** Begin ENTRIES SHOWN **

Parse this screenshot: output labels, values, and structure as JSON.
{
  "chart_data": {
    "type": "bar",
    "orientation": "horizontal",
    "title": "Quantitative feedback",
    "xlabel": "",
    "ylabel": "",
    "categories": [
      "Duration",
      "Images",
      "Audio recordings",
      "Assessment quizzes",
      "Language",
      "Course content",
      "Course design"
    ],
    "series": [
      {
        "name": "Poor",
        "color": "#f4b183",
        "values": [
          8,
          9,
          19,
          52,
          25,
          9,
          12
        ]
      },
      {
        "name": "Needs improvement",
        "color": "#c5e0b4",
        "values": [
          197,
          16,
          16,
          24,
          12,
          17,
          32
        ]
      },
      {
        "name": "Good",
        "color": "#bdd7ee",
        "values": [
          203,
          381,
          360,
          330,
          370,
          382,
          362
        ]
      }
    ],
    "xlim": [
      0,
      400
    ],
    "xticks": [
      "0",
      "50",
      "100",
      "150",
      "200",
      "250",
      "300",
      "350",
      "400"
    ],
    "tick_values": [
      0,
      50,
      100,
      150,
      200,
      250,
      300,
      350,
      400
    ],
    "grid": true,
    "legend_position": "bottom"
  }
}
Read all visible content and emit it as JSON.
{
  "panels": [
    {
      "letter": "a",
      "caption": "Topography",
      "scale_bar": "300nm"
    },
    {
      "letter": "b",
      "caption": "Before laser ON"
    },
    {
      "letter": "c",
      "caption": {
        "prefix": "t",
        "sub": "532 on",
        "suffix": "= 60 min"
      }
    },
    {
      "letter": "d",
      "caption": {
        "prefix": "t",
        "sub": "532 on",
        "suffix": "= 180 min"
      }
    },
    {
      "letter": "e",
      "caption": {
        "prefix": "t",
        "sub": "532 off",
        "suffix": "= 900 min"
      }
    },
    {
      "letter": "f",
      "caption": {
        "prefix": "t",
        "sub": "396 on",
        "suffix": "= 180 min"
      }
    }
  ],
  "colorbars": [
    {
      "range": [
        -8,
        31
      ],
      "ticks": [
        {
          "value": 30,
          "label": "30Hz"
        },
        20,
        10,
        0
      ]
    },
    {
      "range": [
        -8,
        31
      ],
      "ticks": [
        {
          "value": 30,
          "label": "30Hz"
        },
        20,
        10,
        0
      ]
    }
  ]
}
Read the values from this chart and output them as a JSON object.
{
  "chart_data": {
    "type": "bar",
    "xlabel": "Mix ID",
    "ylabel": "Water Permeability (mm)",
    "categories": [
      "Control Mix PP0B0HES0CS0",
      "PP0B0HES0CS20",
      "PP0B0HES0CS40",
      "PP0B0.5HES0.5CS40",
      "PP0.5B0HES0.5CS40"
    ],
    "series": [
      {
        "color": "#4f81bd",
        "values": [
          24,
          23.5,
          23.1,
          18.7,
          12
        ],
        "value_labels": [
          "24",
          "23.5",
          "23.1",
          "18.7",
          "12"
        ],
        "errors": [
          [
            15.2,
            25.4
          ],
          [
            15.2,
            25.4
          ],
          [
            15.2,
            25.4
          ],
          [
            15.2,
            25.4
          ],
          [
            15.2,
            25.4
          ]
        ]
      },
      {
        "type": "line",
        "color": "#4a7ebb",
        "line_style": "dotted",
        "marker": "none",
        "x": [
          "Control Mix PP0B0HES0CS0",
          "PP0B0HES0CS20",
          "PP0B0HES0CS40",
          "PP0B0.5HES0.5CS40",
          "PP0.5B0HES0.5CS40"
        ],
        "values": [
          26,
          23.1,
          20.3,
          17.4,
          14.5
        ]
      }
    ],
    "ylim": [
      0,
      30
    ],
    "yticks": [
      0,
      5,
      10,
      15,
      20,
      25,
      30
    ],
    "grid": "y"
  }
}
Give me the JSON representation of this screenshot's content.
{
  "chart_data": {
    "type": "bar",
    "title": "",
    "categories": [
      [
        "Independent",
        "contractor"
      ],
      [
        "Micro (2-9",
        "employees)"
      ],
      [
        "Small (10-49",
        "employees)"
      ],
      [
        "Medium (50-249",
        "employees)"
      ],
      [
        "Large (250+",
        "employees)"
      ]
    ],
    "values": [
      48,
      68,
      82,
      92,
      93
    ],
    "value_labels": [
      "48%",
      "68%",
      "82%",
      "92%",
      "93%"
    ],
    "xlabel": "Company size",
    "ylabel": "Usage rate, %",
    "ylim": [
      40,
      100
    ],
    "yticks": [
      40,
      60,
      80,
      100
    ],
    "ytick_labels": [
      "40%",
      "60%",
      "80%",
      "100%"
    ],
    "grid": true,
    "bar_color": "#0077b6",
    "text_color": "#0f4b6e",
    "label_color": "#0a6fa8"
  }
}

** End ENTRIES SHOWN **

In the entries above, count each line with "name"; reply with the total only.

## RESPONSE BELOW
3